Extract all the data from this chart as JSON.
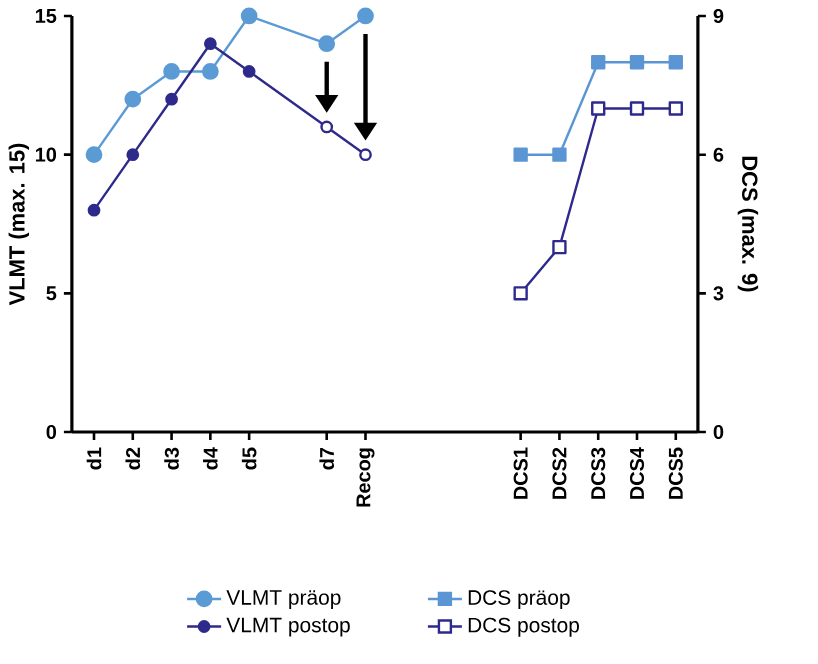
{
  "chart_data": {
    "type": "line",
    "ylabel": "VLMT  (max. 15)",
    "y2label": "DCS  (max. 9)",
    "categories": [
      "d1",
      "d2",
      "d3",
      "d4",
      "d5",
      null,
      "d7",
      "Recog",
      null,
      null,
      null,
      "DCS1",
      "DCS2",
      "DCS3",
      "DCS4",
      "DCS5"
    ],
    "ylim": [
      0,
      15
    ],
    "yticks": [
      0,
      5,
      10,
      15
    ],
    "y2lim": [
      0,
      9
    ],
    "y2ticks": [
      0,
      3,
      6,
      9
    ],
    "legend": "bottom",
    "series": [
      {
        "name": "VLMT präop",
        "color": "#5b9bd5",
        "marker": "circle",
        "values": [
          10,
          12,
          13,
          13,
          15,
          null,
          14,
          15,
          null,
          null,
          null,
          null,
          null,
          null,
          null,
          null
        ]
      },
      {
        "name": "VLMT postop",
        "color": "#2e2a8c",
        "marker": "circle",
        "values": [
          8,
          10,
          12,
          14,
          13,
          null,
          11,
          10,
          null,
          null,
          null,
          null,
          null,
          null,
          null,
          null
        ]
      },
      {
        "name": "DCS präop",
        "color": "#5b95d3",
        "marker": "square",
        "axis": "y2",
        "values": [
          null,
          null,
          null,
          null,
          null,
          null,
          null,
          null,
          null,
          null,
          null,
          6,
          6,
          8,
          8,
          8
        ]
      },
      {
        "name": "DCS postop",
        "color": "#2e2a8c",
        "marker": "square",
        "axis": "y2",
        "values": [
          null,
          null,
          null,
          null,
          null,
          null,
          null,
          null,
          null,
          null,
          null,
          3,
          4,
          7,
          7,
          7
        ]
      }
    ]
  }
}
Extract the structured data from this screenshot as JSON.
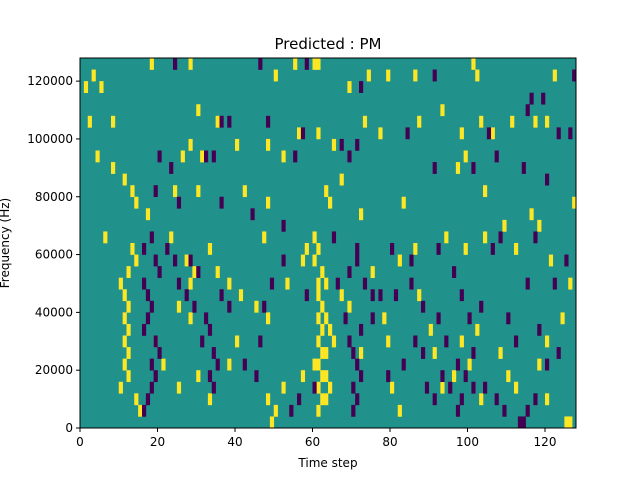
{
  "chart_data": {
    "type": "heatmap",
    "title": "Predicted : PM",
    "xlabel": "Time step",
    "ylabel": "Frequency (Hz)",
    "xlim": [
      0,
      128
    ],
    "ylim": [
      0,
      128000
    ],
    "x_ticks": [
      0,
      20,
      40,
      60,
      80,
      100,
      120
    ],
    "y_ticks": [
      0,
      20000,
      40000,
      60000,
      80000,
      100000,
      120000
    ],
    "x_tick_labels": [
      "0",
      "20",
      "40",
      "60",
      "80",
      "100",
      "120"
    ],
    "y_tick_labels": [
      "0",
      "20000",
      "40000",
      "60000",
      "80000",
      "100000",
      "120000"
    ],
    "grid": false,
    "legend": "none",
    "colors": {
      "background_teal": "#21918c",
      "high_yellow": "#fde725",
      "low_purple": "#440154"
    },
    "cells_high": [
      [
        3,
        120000
      ],
      [
        1,
        116000
      ],
      [
        5,
        116000
      ],
      [
        18,
        124000
      ],
      [
        28,
        124000
      ],
      [
        55,
        124000
      ],
      [
        60,
        124000
      ],
      [
        61,
        124000
      ],
      [
        74,
        120000
      ],
      [
        79,
        120000
      ],
      [
        86,
        120000
      ],
      [
        101,
        124000
      ],
      [
        102,
        120000
      ],
      [
        122,
        120000
      ],
      [
        2,
        104000
      ],
      [
        8,
        104000
      ],
      [
        30,
        108000
      ],
      [
        35,
        104000
      ],
      [
        50,
        120000
      ],
      [
        69,
        116000
      ],
      [
        73,
        104000
      ],
      [
        87,
        104000
      ],
      [
        93,
        108000
      ],
      [
        98,
        100000
      ],
      [
        103,
        104000
      ],
      [
        106,
        100000
      ],
      [
        111,
        104000
      ],
      [
        117,
        104000
      ],
      [
        120,
        104000
      ],
      [
        4,
        92000
      ],
      [
        8,
        88000
      ],
      [
        26,
        92000
      ],
      [
        28,
        96000
      ],
      [
        31,
        92000
      ],
      [
        40,
        96000
      ],
      [
        48,
        96000
      ],
      [
        52,
        92000
      ],
      [
        56,
        100000
      ],
      [
        61,
        100000
      ],
      [
        65,
        96000
      ],
      [
        77,
        100000
      ],
      [
        97,
        88000
      ],
      [
        99,
        92000
      ],
      [
        11,
        84000
      ],
      [
        13,
        80000
      ],
      [
        14,
        76000
      ],
      [
        17,
        72000
      ],
      [
        24,
        80000
      ],
      [
        30,
        80000
      ],
      [
        42,
        80000
      ],
      [
        48,
        76000
      ],
      [
        63,
        80000
      ],
      [
        64,
        76000
      ],
      [
        67,
        84000
      ],
      [
        72,
        72000
      ],
      [
        83,
        76000
      ],
      [
        104,
        80000
      ],
      [
        116,
        72000
      ],
      [
        118,
        68000
      ],
      [
        127,
        76000
      ],
      [
        6,
        64000
      ],
      [
        13,
        60000
      ],
      [
        14,
        56000
      ],
      [
        12,
        52000
      ],
      [
        10,
        48000
      ],
      [
        11,
        44000
      ],
      [
        12,
        40000
      ],
      [
        11,
        36000
      ],
      [
        12,
        32000
      ],
      [
        11,
        28000
      ],
      [
        12,
        24000
      ],
      [
        11,
        20000
      ],
      [
        12,
        16000
      ],
      [
        10,
        12000
      ],
      [
        14,
        8000
      ],
      [
        15,
        4000
      ],
      [
        23,
        64000
      ],
      [
        27,
        56000
      ],
      [
        33,
        60000
      ],
      [
        35,
        52000
      ],
      [
        38,
        48000
      ],
      [
        41,
        44000
      ],
      [
        45,
        40000
      ],
      [
        48,
        36000
      ],
      [
        47,
        64000
      ],
      [
        57,
        56000
      ],
      [
        60,
        64000
      ],
      [
        61,
        60000
      ],
      [
        62,
        52000
      ],
      [
        61,
        48000
      ],
      [
        61,
        44000
      ],
      [
        62,
        40000
      ],
      [
        61,
        36000
      ],
      [
        62,
        32000
      ],
      [
        61,
        28000
      ],
      [
        62,
        24000
      ],
      [
        61,
        20000
      ],
      [
        62,
        16000
      ],
      [
        61,
        12000
      ],
      [
        62,
        8000
      ],
      [
        61,
        4000
      ],
      [
        60,
        56000
      ],
      [
        63,
        48000
      ],
      [
        63,
        36000
      ],
      [
        64,
        32000
      ],
      [
        63,
        24000
      ],
      [
        60,
        20000
      ],
      [
        63,
        16000
      ],
      [
        64,
        12000
      ],
      [
        63,
        8000
      ],
      [
        52,
        12000
      ],
      [
        48,
        8000
      ],
      [
        50,
        4000
      ],
      [
        57,
        16000
      ],
      [
        65,
        28000
      ],
      [
        72,
        24000
      ],
      [
        78,
        36000
      ],
      [
        82,
        56000
      ],
      [
        86,
        60000
      ],
      [
        87,
        44000
      ],
      [
        90,
        32000
      ],
      [
        91,
        24000
      ],
      [
        93,
        12000
      ],
      [
        96,
        16000
      ],
      [
        98,
        28000
      ],
      [
        100,
        20000
      ],
      [
        102,
        32000
      ],
      [
        103,
        8000
      ],
      [
        108,
        24000
      ],
      [
        110,
        16000
      ],
      [
        112,
        12000
      ],
      [
        118,
        20000
      ],
      [
        120,
        8000
      ],
      [
        121,
        56000
      ],
      [
        126,
        48000
      ],
      [
        124,
        36000
      ],
      [
        125,
        0
      ],
      [
        126,
        0
      ],
      [
        120,
        28000
      ],
      [
        99,
        60000
      ],
      [
        94,
        64000
      ],
      [
        104,
        64000
      ],
      [
        109,
        68000
      ],
      [
        112,
        60000
      ],
      [
        21,
        20000
      ],
      [
        19,
        28000
      ],
      [
        25,
        40000
      ],
      [
        28,
        36000
      ],
      [
        28,
        48000
      ],
      [
        30,
        16000
      ],
      [
        38,
        20000
      ],
      [
        40,
        28000
      ],
      [
        67,
        44000
      ],
      [
        69,
        40000
      ],
      [
        75,
        52000
      ],
      [
        79,
        28000
      ],
      [
        80,
        12000
      ],
      [
        82,
        4000
      ],
      [
        58,
        60000
      ],
      [
        49,
        0
      ],
      [
        53,
        48000
      ],
      [
        29,
        52000
      ],
      [
        33,
        8000
      ],
      [
        25,
        12000
      ]
    ],
    "cells_low": [
      [
        24,
        124000
      ],
      [
        46,
        124000
      ],
      [
        58,
        124000
      ],
      [
        72,
        116000
      ],
      [
        91,
        120000
      ],
      [
        115,
        108000
      ],
      [
        116,
        112000
      ],
      [
        119,
        112000
      ],
      [
        36,
        104000
      ],
      [
        38,
        104000
      ],
      [
        48,
        104000
      ],
      [
        57,
        100000
      ],
      [
        67,
        96000
      ],
      [
        71,
        96000
      ],
      [
        84,
        100000
      ],
      [
        105,
        100000
      ],
      [
        123,
        100000
      ],
      [
        126,
        100000
      ],
      [
        127,
        120000
      ],
      [
        20,
        92000
      ],
      [
        23,
        88000
      ],
      [
        32,
        92000
      ],
      [
        34,
        92000
      ],
      [
        55,
        92000
      ],
      [
        69,
        92000
      ],
      [
        91,
        88000
      ],
      [
        101,
        88000
      ],
      [
        107,
        92000
      ],
      [
        114,
        88000
      ],
      [
        120,
        84000
      ],
      [
        19,
        80000
      ],
      [
        25,
        76000
      ],
      [
        36,
        76000
      ],
      [
        44,
        72000
      ],
      [
        52,
        68000
      ],
      [
        65,
        64000
      ],
      [
        71,
        56000
      ],
      [
        73,
        48000
      ],
      [
        75,
        44000
      ],
      [
        81,
        44000
      ],
      [
        85,
        48000
      ],
      [
        88,
        40000
      ],
      [
        92,
        36000
      ],
      [
        94,
        28000
      ],
      [
        97,
        20000
      ],
      [
        99,
        16000
      ],
      [
        101,
        24000
      ],
      [
        104,
        12000
      ],
      [
        107,
        8000
      ],
      [
        109,
        4000
      ],
      [
        113,
        0
      ],
      [
        114,
        0
      ],
      [
        115,
        4000
      ],
      [
        117,
        8000
      ],
      [
        120,
        20000
      ],
      [
        123,
        24000
      ],
      [
        122,
        48000
      ],
      [
        125,
        56000
      ],
      [
        18,
        64000
      ],
      [
        16,
        60000
      ],
      [
        19,
        56000
      ],
      [
        20,
        52000
      ],
      [
        16,
        48000
      ],
      [
        17,
        44000
      ],
      [
        18,
        40000
      ],
      [
        17,
        36000
      ],
      [
        16,
        32000
      ],
      [
        19,
        28000
      ],
      [
        20,
        24000
      ],
      [
        18,
        20000
      ],
      [
        19,
        16000
      ],
      [
        18,
        12000
      ],
      [
        17,
        8000
      ],
      [
        16,
        4000
      ],
      [
        22,
        60000
      ],
      [
        24,
        56000
      ],
      [
        25,
        48000
      ],
      [
        27,
        44000
      ],
      [
        29,
        40000
      ],
      [
        32,
        36000
      ],
      [
        33,
        32000
      ],
      [
        31,
        28000
      ],
      [
        34,
        24000
      ],
      [
        35,
        20000
      ],
      [
        33,
        16000
      ],
      [
        34,
        12000
      ],
      [
        30,
        52000
      ],
      [
        28,
        56000
      ],
      [
        36,
        44000
      ],
      [
        38,
        40000
      ],
      [
        70,
        24000
      ],
      [
        71,
        20000
      ],
      [
        72,
        16000
      ],
      [
        70,
        12000
      ],
      [
        71,
        8000
      ],
      [
        70,
        4000
      ],
      [
        69,
        28000
      ],
      [
        72,
        32000
      ],
      [
        68,
        36000
      ],
      [
        60,
        12000
      ],
      [
        56,
        8000
      ],
      [
        54,
        4000
      ],
      [
        45,
        16000
      ],
      [
        42,
        20000
      ],
      [
        46,
        28000
      ],
      [
        47,
        40000
      ],
      [
        49,
        48000
      ],
      [
        52,
        56000
      ],
      [
        58,
        44000
      ],
      [
        80,
        60000
      ],
      [
        85,
        56000
      ],
      [
        92,
        60000
      ],
      [
        96,
        52000
      ],
      [
        98,
        44000
      ],
      [
        100,
        36000
      ],
      [
        103,
        40000
      ],
      [
        110,
        36000
      ],
      [
        115,
        48000
      ],
      [
        112,
        28000
      ],
      [
        118,
        32000
      ],
      [
        89,
        12000
      ],
      [
        91,
        8000
      ],
      [
        93,
        16000
      ],
      [
        95,
        12000
      ],
      [
        97,
        4000
      ],
      [
        98,
        8000
      ],
      [
        101,
        12000
      ],
      [
        79,
        16000
      ],
      [
        83,
        20000
      ],
      [
        86,
        28000
      ],
      [
        88,
        24000
      ],
      [
        77,
        44000
      ],
      [
        75,
        36000
      ],
      [
        66,
        48000
      ],
      [
        69,
        52000
      ],
      [
        71,
        60000
      ],
      [
        106,
        60000
      ],
      [
        108,
        64000
      ],
      [
        117,
        64000
      ]
    ]
  }
}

■ What you need to do ■
Return each line that includes "ylabel".

■ Exercise output ■
    "ylabel": "VLMT  (max. 15)",
    "ylabel": "Frequency (Hz)",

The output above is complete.